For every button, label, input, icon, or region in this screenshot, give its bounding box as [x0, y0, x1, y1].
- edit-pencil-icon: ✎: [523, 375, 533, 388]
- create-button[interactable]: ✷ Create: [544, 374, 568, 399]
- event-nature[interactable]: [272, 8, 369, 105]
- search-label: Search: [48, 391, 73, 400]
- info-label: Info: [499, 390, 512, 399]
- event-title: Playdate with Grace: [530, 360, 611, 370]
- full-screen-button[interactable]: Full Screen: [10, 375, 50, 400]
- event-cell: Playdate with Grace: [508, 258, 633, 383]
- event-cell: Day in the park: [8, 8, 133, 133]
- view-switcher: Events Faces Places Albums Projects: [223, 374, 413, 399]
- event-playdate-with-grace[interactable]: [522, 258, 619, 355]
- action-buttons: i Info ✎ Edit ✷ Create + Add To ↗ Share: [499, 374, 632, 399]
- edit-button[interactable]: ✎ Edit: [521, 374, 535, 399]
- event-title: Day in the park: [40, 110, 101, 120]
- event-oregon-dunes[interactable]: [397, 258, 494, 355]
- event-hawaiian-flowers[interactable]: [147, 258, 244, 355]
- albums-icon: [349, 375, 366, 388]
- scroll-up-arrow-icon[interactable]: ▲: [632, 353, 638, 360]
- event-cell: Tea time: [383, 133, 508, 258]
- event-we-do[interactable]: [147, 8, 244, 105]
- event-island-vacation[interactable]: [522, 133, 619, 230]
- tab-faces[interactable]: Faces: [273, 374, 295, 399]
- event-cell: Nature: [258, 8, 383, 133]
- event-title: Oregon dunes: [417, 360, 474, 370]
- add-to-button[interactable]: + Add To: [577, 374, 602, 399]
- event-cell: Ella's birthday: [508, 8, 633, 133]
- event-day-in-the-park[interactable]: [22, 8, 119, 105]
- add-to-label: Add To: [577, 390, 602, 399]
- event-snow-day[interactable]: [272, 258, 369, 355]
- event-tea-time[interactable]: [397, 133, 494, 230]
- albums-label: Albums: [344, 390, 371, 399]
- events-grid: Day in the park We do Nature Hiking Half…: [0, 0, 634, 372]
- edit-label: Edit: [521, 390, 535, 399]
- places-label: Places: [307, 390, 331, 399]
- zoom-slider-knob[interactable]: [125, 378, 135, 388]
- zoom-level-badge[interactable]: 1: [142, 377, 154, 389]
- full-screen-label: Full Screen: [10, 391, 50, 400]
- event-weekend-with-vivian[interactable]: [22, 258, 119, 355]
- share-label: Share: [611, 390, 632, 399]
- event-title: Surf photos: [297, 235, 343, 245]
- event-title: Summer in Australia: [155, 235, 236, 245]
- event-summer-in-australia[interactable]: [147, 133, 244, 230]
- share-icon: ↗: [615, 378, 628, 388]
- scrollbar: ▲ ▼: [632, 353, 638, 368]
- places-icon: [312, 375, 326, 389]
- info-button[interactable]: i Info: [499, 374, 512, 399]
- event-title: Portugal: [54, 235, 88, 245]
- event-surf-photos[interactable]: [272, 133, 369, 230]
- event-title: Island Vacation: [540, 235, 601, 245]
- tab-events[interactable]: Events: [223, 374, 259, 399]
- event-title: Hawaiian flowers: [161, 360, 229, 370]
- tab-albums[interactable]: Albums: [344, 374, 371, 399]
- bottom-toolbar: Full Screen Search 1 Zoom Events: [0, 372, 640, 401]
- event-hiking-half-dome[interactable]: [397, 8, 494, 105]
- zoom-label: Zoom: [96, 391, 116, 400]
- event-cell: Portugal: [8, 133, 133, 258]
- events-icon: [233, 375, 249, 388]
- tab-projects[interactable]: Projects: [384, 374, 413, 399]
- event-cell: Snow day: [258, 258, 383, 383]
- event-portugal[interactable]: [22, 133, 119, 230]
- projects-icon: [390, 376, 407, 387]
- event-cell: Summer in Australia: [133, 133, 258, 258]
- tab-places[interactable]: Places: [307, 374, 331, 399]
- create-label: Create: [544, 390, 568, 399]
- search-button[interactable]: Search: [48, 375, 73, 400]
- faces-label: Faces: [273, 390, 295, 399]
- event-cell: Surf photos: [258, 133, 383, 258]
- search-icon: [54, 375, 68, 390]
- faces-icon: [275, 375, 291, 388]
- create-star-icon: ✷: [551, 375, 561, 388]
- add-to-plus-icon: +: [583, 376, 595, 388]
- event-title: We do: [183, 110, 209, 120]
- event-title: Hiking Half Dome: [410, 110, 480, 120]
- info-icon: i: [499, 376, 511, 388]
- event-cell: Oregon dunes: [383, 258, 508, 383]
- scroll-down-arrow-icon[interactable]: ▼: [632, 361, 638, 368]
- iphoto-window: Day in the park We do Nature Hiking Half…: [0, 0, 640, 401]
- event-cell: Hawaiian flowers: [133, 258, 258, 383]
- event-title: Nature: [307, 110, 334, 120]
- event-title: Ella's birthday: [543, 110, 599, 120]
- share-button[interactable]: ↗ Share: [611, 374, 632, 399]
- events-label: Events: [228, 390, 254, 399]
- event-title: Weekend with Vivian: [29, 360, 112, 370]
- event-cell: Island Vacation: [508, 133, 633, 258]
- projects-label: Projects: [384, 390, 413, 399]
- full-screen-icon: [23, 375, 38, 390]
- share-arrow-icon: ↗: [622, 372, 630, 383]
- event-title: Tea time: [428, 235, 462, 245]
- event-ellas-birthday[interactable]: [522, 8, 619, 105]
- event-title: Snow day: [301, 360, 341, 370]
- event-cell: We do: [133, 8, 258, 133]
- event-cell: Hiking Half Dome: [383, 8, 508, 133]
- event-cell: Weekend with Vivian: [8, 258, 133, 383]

### WHAT THE EXERCISE ASKS
Turn the lines from the start of the records up to and including the line that contains "- create-button[interactable]: ✷" into a JSON list of strings, one string per line, with blank lines left out.

### WORKED SOLUTION
[
  "For every button, label, input, icon, or region in this screenshot, give its bounding box as [x0, y0, x1, y1].",
  "- edit-pencil-icon: ✎: [523, 375, 533, 388]",
  "- create-button[interactable]: ✷ Create: [544, 374, 568, 399]"
]